__EXERCISE OBJECTIVE__
Copy all of the material exactly. Pictures are not to appear in the copy.

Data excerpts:
* begin *
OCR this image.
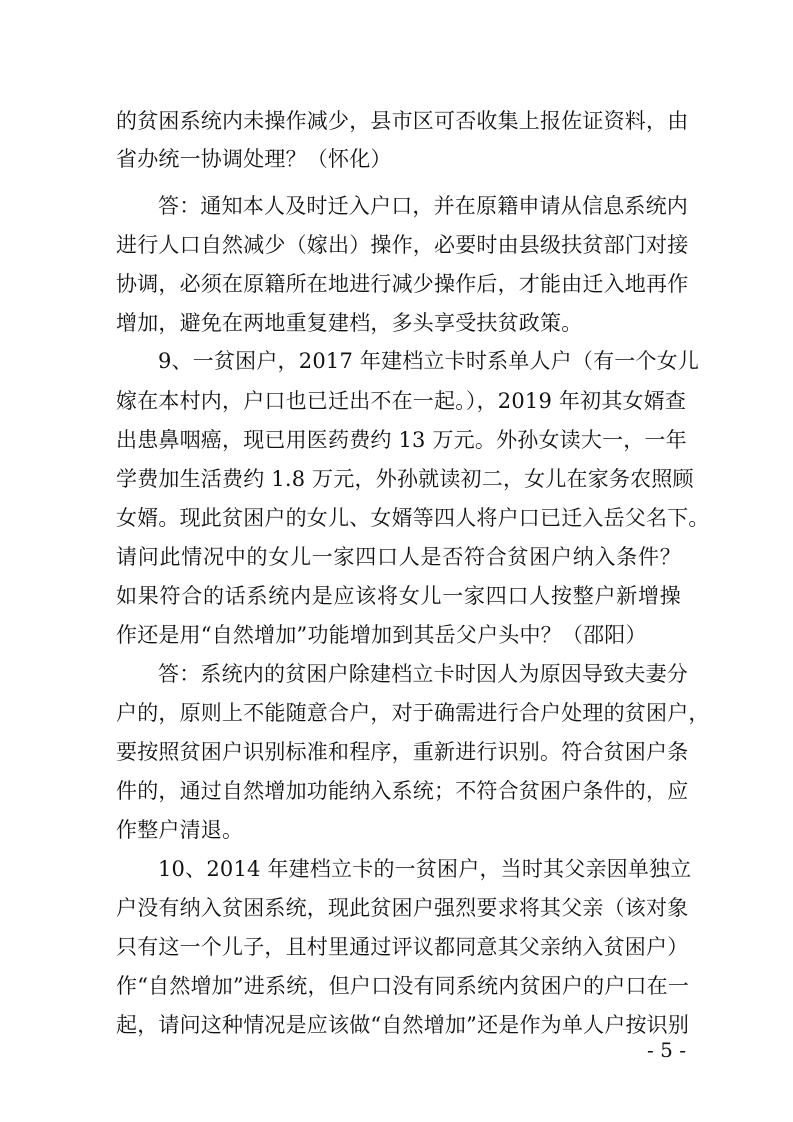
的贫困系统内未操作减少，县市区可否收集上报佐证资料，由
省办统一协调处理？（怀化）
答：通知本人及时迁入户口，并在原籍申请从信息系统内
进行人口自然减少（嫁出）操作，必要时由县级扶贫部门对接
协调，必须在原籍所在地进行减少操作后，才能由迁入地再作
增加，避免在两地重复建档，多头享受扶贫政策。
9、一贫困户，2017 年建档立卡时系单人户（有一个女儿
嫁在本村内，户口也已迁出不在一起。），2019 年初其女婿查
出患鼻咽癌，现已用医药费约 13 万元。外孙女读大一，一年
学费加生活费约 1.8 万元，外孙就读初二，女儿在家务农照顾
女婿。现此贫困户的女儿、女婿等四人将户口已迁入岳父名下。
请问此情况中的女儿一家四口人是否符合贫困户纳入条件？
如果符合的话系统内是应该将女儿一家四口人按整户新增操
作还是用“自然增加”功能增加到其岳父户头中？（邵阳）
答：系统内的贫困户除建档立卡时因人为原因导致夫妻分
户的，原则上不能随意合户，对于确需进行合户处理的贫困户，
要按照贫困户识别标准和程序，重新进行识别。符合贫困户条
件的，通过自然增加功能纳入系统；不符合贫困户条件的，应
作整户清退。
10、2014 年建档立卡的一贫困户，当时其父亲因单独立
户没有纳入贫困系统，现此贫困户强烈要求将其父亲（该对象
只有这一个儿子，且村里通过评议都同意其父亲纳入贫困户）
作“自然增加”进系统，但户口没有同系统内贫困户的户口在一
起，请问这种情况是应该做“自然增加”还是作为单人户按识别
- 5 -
* end *
__OUTPUT BELOW__
OCR this image.
的贫困系统内未操作减少，县市区可否收集上报佐证资料，由
省办统一协调处理？（怀化）
答：通知本人及时迁入户口，并在原籍申请从信息系统内
进行人口自然减少（嫁出）操作，必要时由县级扶贫部门对接
协调，必须在原籍所在地进行减少操作后，才能由迁入地再作
增加，避免在两地重复建档，多头享受扶贫政策。
9、一贫困户，2017 年建档立卡时系单人户（有一个女儿
嫁在本村内，户口也已迁出不在一起。），2019 年初其女婿查
出患鼻咽癌，现已用医药费约 13 万元。外孙女读大一，一年
学费加生活费约 1.8 万元，外孙就读初二，女儿在家务农照顾
女婿。现此贫困户的女儿、女婿等四人将户口已迁入岳父名下。
请问此情况中的女儿一家四口人是否符合贫困户纳入条件？
如果符合的话系统内是应该将女儿一家四口人按整户新增操
作还是用“自然增加”功能增加到其岳父户头中？（邵阳）
答：系统内的贫困户除建档立卡时因人为原因导致夫妻分
户的，原则上不能随意合户，对于确需进行合户处理的贫困户，
要按照贫困户识别标准和程序，重新进行识别。符合贫困户条
件的，通过自然增加功能纳入系统；不符合贫困户条件的，应
作整户清退。
10、2014 年建档立卡的一贫困户，当时其父亲因单独立
户没有纳入贫困系统，现此贫困户强烈要求将其父亲（该对象
只有这一个儿子，且村里通过评议都同意其父亲纳入贫困户）
作“自然增加”进系统，但户口没有同系统内贫困户的户口在一
起，请问这种情况是应该做“自然增加”还是作为单人户按识别
- 5 -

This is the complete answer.